WRITTEN EXERCISE =>
Copy each line of the records that contains the word "this".

GIVEN INFORMATION =>
☆ ☆ ☆

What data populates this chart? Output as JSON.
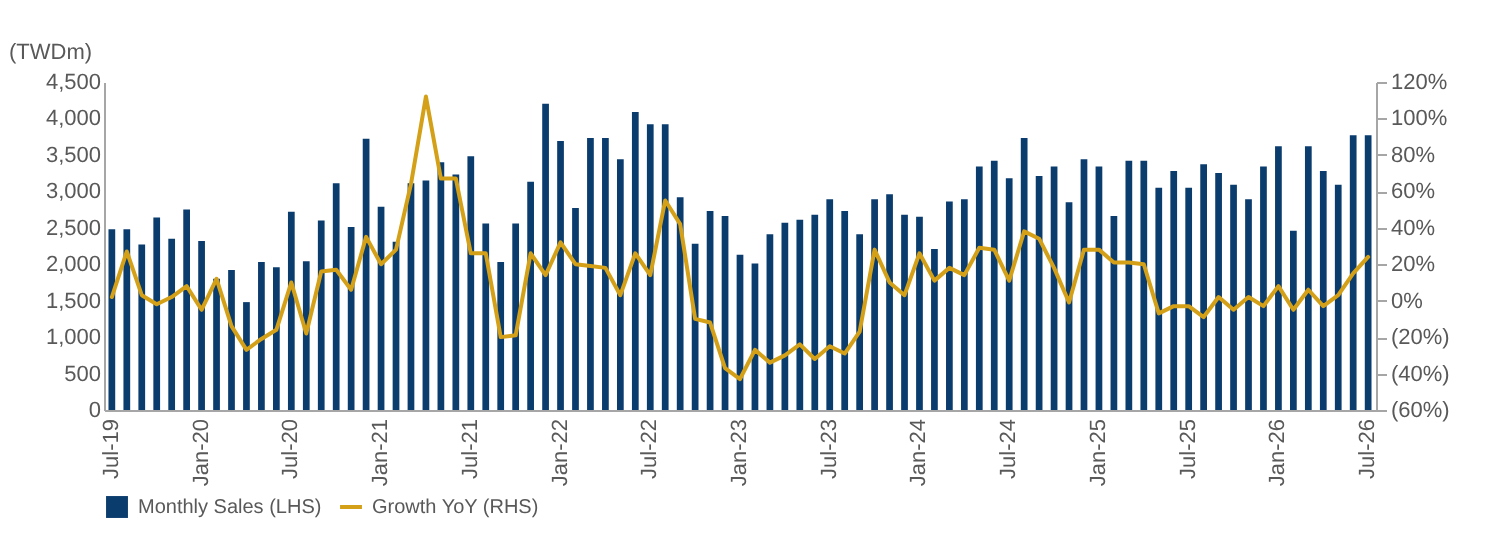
{
  "chart_data": {
    "type": "bar",
    "ylabel": "(TWDm)",
    "legend": "bottom",
    "grid": false,
    "categories": [
      "Jul-19",
      null,
      null,
      null,
      null,
      null,
      "Jan-20",
      null,
      null,
      null,
      null,
      null,
      "Jul-20",
      null,
      null,
      null,
      null,
      null,
      "Jan-21",
      null,
      null,
      null,
      null,
      null,
      "Jul-21",
      null,
      null,
      null,
      null,
      null,
      "Jan-22",
      null,
      null,
      null,
      null,
      null,
      "Jul-22",
      null,
      null,
      null,
      null,
      null,
      "Jan-23",
      null,
      null,
      null,
      null,
      null,
      "Jul-23",
      null,
      null,
      null,
      null,
      null,
      "Jan-24",
      null,
      null,
      null,
      null,
      null,
      "Jul-24",
      null,
      null,
      null,
      null,
      null,
      "Jan-25",
      null,
      null,
      null,
      null,
      null,
      "Jul-25",
      null,
      null,
      null,
      null,
      null,
      "Jan-26",
      null,
      null,
      null,
      null,
      null,
      "Jul-26"
    ],
    "series": [
      {
        "name": "Monthly Sales (LHS)",
        "color": "#0b3c6e",
        "values": [
          2480,
          2480,
          2270,
          2640,
          2350,
          2750,
          2320,
          1800,
          1920,
          1480,
          2030,
          1960,
          2720,
          2040,
          2600,
          3110,
          2510,
          3720,
          2790,
          2310,
          3110,
          3150,
          3400,
          3230,
          3480,
          2560,
          2030,
          2560,
          3130,
          4200,
          3690,
          2770,
          3730,
          3730,
          3440,
          4090,
          3920,
          3920,
          2920,
          2280,
          2730,
          2660,
          2130,
          2010,
          2410,
          2570,
          2610,
          2680,
          2890,
          2730,
          2410,
          2890,
          2960,
          2680,
          2650,
          2210,
          2860,
          2890,
          3340,
          3420,
          3180,
          3730,
          3210,
          3340,
          2850,
          3440,
          3340,
          2660,
          3420,
          3420,
          3050,
          3280,
          3050,
          3370,
          3250,
          3090,
          2890,
          3340,
          3620,
          2460,
          3620,
          3280,
          3090,
          3770,
          3770
        ]
      },
      {
        "name": "Growth YoY (RHS)",
        "type": "line",
        "axis": "y2",
        "color": "#d4a017",
        "values": [
          2,
          27,
          3,
          -2,
          2,
          8,
          -5,
          12,
          -14,
          -27,
          -21,
          -16,
          10,
          -18,
          16,
          17,
          6,
          35,
          20,
          28,
          64,
          112,
          67,
          67,
          26,
          26,
          -20,
          -19,
          26,
          14,
          32,
          20,
          19,
          18,
          3,
          26,
          14,
          55,
          42,
          -10,
          -12,
          -37,
          -43,
          -27,
          -34,
          -30,
          -24,
          -32,
          -25,
          -29,
          -17,
          28,
          10,
          3,
          26,
          11,
          18,
          14,
          29,
          28,
          11,
          38,
          34,
          18,
          -1,
          28,
          28,
          21,
          21,
          20,
          -7,
          -3,
          -3,
          -9,
          2,
          -5,
          2,
          -3,
          8,
          -5,
          6,
          -3,
          3,
          15,
          24
        ]
      }
    ],
    "ylim": [
      0,
      4500
    ],
    "yticks": [
      {
        "value": 0,
        "label": "0"
      },
      {
        "value": 500,
        "label": "500"
      },
      {
        "value": 1000,
        "label": "1,000"
      },
      {
        "value": 1500,
        "label": "1,500"
      },
      {
        "value": 2000,
        "label": "2,000"
      },
      {
        "value": 2500,
        "label": "2,500"
      },
      {
        "value": 3000,
        "label": "3,000"
      },
      {
        "value": 3500,
        "label": "3,500"
      },
      {
        "value": 4000,
        "label": "4,000"
      },
      {
        "value": 4500,
        "label": "4,500"
      }
    ],
    "y2lim": [
      -60,
      120
    ],
    "y2ticks": [
      {
        "value": -60,
        "label": "(60%)"
      },
      {
        "value": -40,
        "label": "(40%)"
      },
      {
        "value": -20,
        "label": "(20%)"
      },
      {
        "value": 0,
        "label": "0%"
      },
      {
        "value": 20,
        "label": "20%"
      },
      {
        "value": 40,
        "label": "40%"
      },
      {
        "value": 60,
        "label": "60%"
      },
      {
        "value": 80,
        "label": "80%"
      },
      {
        "value": 100,
        "label": "100%"
      },
      {
        "value": 120,
        "label": "120%"
      }
    ]
  }
}
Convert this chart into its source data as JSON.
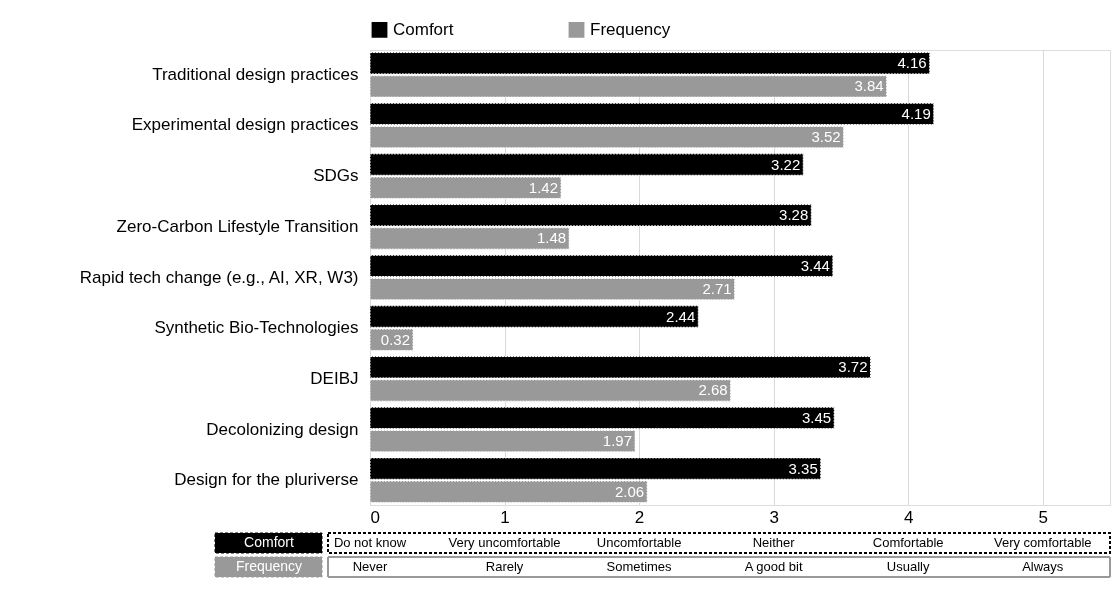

☆ ☆ ☆

TASK OUTPUT =>
What data populates this chart? Output as JSON.
Convert this chart into its source data as JSON.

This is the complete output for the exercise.